(Stored data entries)
•••••

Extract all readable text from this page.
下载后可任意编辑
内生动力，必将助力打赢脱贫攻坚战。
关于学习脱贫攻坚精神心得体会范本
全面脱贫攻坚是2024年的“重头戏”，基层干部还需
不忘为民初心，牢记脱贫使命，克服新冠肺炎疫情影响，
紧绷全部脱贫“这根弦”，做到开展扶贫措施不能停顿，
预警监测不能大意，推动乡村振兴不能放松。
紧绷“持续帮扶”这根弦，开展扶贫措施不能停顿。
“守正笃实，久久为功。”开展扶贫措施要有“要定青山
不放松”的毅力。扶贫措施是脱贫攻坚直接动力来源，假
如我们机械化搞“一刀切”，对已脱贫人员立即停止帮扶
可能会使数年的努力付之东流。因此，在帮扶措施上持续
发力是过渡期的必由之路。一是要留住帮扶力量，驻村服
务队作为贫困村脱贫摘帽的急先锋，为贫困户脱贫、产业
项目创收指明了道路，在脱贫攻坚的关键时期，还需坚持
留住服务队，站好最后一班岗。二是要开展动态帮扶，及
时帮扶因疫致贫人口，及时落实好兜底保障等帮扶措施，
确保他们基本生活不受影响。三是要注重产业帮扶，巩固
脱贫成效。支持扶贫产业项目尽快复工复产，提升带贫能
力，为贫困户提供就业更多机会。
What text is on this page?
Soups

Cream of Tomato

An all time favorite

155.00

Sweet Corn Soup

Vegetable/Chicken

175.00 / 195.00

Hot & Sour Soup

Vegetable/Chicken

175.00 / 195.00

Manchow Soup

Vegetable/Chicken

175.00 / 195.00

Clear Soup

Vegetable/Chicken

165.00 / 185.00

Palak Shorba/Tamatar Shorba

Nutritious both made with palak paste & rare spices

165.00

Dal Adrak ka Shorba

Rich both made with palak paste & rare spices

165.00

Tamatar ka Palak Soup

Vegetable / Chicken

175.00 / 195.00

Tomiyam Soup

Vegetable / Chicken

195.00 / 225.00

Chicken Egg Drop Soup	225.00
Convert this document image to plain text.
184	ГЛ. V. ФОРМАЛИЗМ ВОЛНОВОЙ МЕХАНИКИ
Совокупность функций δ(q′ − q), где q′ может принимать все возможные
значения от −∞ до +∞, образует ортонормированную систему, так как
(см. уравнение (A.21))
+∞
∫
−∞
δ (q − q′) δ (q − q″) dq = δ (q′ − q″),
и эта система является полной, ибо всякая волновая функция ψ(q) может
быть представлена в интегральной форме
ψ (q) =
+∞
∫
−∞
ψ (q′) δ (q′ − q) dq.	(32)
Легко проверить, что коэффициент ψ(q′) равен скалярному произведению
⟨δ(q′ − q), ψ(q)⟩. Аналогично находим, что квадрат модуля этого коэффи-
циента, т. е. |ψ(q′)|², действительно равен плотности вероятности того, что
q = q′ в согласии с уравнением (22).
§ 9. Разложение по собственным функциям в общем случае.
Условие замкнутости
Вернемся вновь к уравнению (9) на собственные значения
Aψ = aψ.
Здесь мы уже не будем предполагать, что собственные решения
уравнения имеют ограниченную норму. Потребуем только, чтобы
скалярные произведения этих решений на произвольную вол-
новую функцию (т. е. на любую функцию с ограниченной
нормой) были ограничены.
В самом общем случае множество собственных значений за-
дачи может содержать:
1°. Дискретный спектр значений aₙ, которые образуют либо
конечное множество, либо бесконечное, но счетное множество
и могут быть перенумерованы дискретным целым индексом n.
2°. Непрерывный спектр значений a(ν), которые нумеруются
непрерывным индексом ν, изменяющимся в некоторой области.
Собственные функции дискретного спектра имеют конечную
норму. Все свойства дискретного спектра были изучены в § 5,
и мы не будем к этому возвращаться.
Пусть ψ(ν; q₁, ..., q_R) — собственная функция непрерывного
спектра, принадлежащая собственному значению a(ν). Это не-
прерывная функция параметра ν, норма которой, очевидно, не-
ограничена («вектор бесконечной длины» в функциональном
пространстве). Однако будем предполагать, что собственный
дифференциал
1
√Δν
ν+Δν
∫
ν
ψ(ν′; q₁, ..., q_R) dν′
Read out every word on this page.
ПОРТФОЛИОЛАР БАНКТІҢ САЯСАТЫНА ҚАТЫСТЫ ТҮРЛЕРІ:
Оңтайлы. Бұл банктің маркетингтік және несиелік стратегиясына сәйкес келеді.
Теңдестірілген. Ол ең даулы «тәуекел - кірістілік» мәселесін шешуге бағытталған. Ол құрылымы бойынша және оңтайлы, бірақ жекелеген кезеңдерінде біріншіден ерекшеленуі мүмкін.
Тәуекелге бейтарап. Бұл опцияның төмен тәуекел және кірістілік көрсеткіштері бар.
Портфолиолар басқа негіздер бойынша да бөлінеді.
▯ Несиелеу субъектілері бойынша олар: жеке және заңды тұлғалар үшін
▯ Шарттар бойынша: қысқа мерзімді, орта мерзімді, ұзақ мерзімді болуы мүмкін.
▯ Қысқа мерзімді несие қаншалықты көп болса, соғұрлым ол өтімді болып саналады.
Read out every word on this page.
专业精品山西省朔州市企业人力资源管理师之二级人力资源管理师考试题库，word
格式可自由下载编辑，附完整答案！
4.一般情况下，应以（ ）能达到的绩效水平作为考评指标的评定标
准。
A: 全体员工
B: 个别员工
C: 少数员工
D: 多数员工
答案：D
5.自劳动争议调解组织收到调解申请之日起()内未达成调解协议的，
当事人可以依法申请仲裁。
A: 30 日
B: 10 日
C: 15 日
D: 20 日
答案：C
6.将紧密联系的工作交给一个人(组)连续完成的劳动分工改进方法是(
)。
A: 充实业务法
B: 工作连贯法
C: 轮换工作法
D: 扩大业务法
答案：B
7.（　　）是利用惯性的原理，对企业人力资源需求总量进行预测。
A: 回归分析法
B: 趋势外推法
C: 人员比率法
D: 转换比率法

•••••

◆ **GIVEN TASK**:
Extract the listing in its entirety and repeat it exactly.

◆ **OUTPUT BELOW**:
Extract all readable text from this page.
下载后可任意编辑
内生动力，必将助力打赢脱贫攻坚战。
关于学习脱贫攻坚精神心得体会范本
全面脱贫攻坚是2024年的“重头戏”，基层干部还需
不忘为民初心，牢记脱贫使命，克服新冠肺炎疫情影响，
紧绷全部脱贫“这根弦”，做到开展扶贫措施不能停顿，
预警监测不能大意，推动乡村振兴不能放松。
紧绷“持续帮扶”这根弦，开展扶贫措施不能停顿。
“守正笃实，久久为功。”开展扶贫措施要有“要定青山
不放松”的毅力。扶贫措施是脱贫攻坚直接动力来源，假
如我们机械化搞“一刀切”，对已脱贫人员立即停止帮扶
可能会使数年的努力付之东流。因此，在帮扶措施上持续
发力是过渡期的必由之路。一是要留住帮扶力量，驻村服
务队作为贫困村脱贫摘帽的急先锋，为贫困户脱贫、产业
项目创收指明了道路，在脱贫攻坚的关键时期，还需坚持
留住服务队，站好最后一班岗。二是要开展动态帮扶，及
时帮扶因疫致贫人口，及时落实好兜底保障等帮扶措施，
确保他们基本生活不受影响。三是要注重产业帮扶，巩固
脱贫成效。支持扶贫产业项目尽快复工复产，提升带贫能
力，为贫困户提供就业更多机会。
What text is on this page?
Soups

Cream of Tomato

An all time favorite

155.00

Sweet Corn Soup

Vegetable/Chicken

175.00 / 195.00

Hot & Sour Soup

Vegetable/Chicken

175.00 / 195.00

Manchow Soup

Vegetable/Chicken

175.00 / 195.00

Clear Soup

Vegetable/Chicken

165.00 / 185.00

Palak Shorba/Tamatar Shorba

Nutritious both made with palak paste & rare spices

165.00

Dal Adrak ka Shorba

Rich both made with palak paste & rare spices

165.00

Tamatar ka Palak Soup

Vegetable / Chicken

175.00 / 195.00

Tomiyam Soup

Vegetable / Chicken

195.00 / 225.00

Chicken Egg Drop Soup	225.00
Convert this document image to plain text.
184	ГЛ. V. ФОРМАЛИЗМ ВОЛНОВОЙ МЕХАНИКИ
Совокупность функций δ(q′ − q), где q′ может принимать все возможные
значения от −∞ до +∞, образует ортонормированную систему, так как
(см. уравнение (A.21))
+∞
∫
−∞
δ (q − q′) δ (q − q″) dq = δ (q′ − q″),
и эта система является полной, ибо всякая волновая функция ψ(q) может
быть представлена в интегральной форме
ψ (q) =
+∞
∫
−∞
ψ (q′) δ (q′ − q) dq.	(32)
Легко проверить, что коэффициент ψ(q′) равен скалярному произведению
⟨δ(q′ − q), ψ(q)⟩. Аналогично находим, что квадрат модуля этого коэффи-
циента, т. е. |ψ(q′)|², действительно равен плотности вероятности того, что
q = q′ в согласии с уравнением (22).
§ 9. Разложение по собственным функциям в общем случае.
Условие замкнутости
Вернемся вновь к уравнению (9) на собственные значения
Aψ = aψ.
Здесь мы уже не будем предполагать, что собственные решения
уравнения имеют ограниченную норму. Потребуем только, чтобы
скалярные произведения этих решений на произвольную вол-
новую функцию (т. е. на любую функцию с ограниченной
нормой) были ограничены.
В самом общем случае множество собственных значений за-
дачи может содержать:
1°. Дискретный спектр значений aₙ, которые образуют либо
конечное множество, либо бесконечное, но счетное множество
и могут быть перенумерованы дискретным целым индексом n.
2°. Непрерывный спектр значений a(ν), которые нумеруются
непрерывным индексом ν, изменяющимся в некоторой области.
Собственные функции дискретного спектра имеют конечную
норму. Все свойства дискретного спектра были изучены в § 5,
и мы не будем к этому возвращаться.
Пусть ψ(ν; q₁, ..., q_R) — собственная функция непрерывного
спектра, принадлежащая собственному значению a(ν). Это не-
прерывная функция параметра ν, норма которой, очевидно, не-
ограничена («вектор бесконечной длины» в функциональном
пространстве). Однако будем предполагать, что собственный
дифференциал
1
√Δν
ν+Δν
∫
ν
ψ(ν′; q₁, ..., q_R) dν′
Read out every word on this page.
ПОРТФОЛИОЛАР БАНКТІҢ САЯСАТЫНА ҚАТЫСТЫ ТҮРЛЕРІ:
Оңтайлы. Бұл банктің маркетингтік және несиелік стратегиясына сәйкес келеді.
Теңдестірілген. Ол ең даулы «тәуекел - кірістілік» мәселесін шешуге бағытталған. Ол құрылымы бойынша және оңтайлы, бірақ жекелеген кезеңдерінде біріншіден ерекшеленуі мүмкін.
Тәуекелге бейтарап. Бұл опцияның төмен тәуекел және кірістілік көрсеткіштері бар.
Портфолиолар басқа негіздер бойынша да бөлінеді.
▯ Несиелеу субъектілері бойынша олар: жеке және заңды тұлғалар үшін
▯ Шарттар бойынша: қысқа мерзімді, орта мерзімді, ұзақ мерзімді болуы мүмкін.
▯ Қысқа мерзімді несие қаншалықты көп болса, соғұрлым ол өтімді болып саналады.
Read out every word on this page.
专业精品山西省朔州市企业人力资源管理师之二级人力资源管理师考试题库，word
格式可自由下载编辑，附完整答案！
4.一般情况下，应以（ ）能达到的绩效水平作为考评指标的评定标
准。
A: 全体员工
B: 个别员工
C: 少数员工
D: 多数员工
答案：D
5.自劳动争议调解组织收到调解申请之日起()内未达成调解协议的，
当事人可以依法申请仲裁。
A: 30 日
B: 10 日
C: 15 日
D: 20 日
答案：C
6.将紧密联系的工作交给一个人(组)连续完成的劳动分工改进方法是(
)。
A: 充实业务法
B: 工作连贯法
C: 轮换工作法
D: 扩大业务法
答案：B
7.（　　）是利用惯性的原理，对企业人力资源需求总量进行预测。
A: 回归分析法
B: 趋势外推法
C: 人员比率法
D: 转换比率法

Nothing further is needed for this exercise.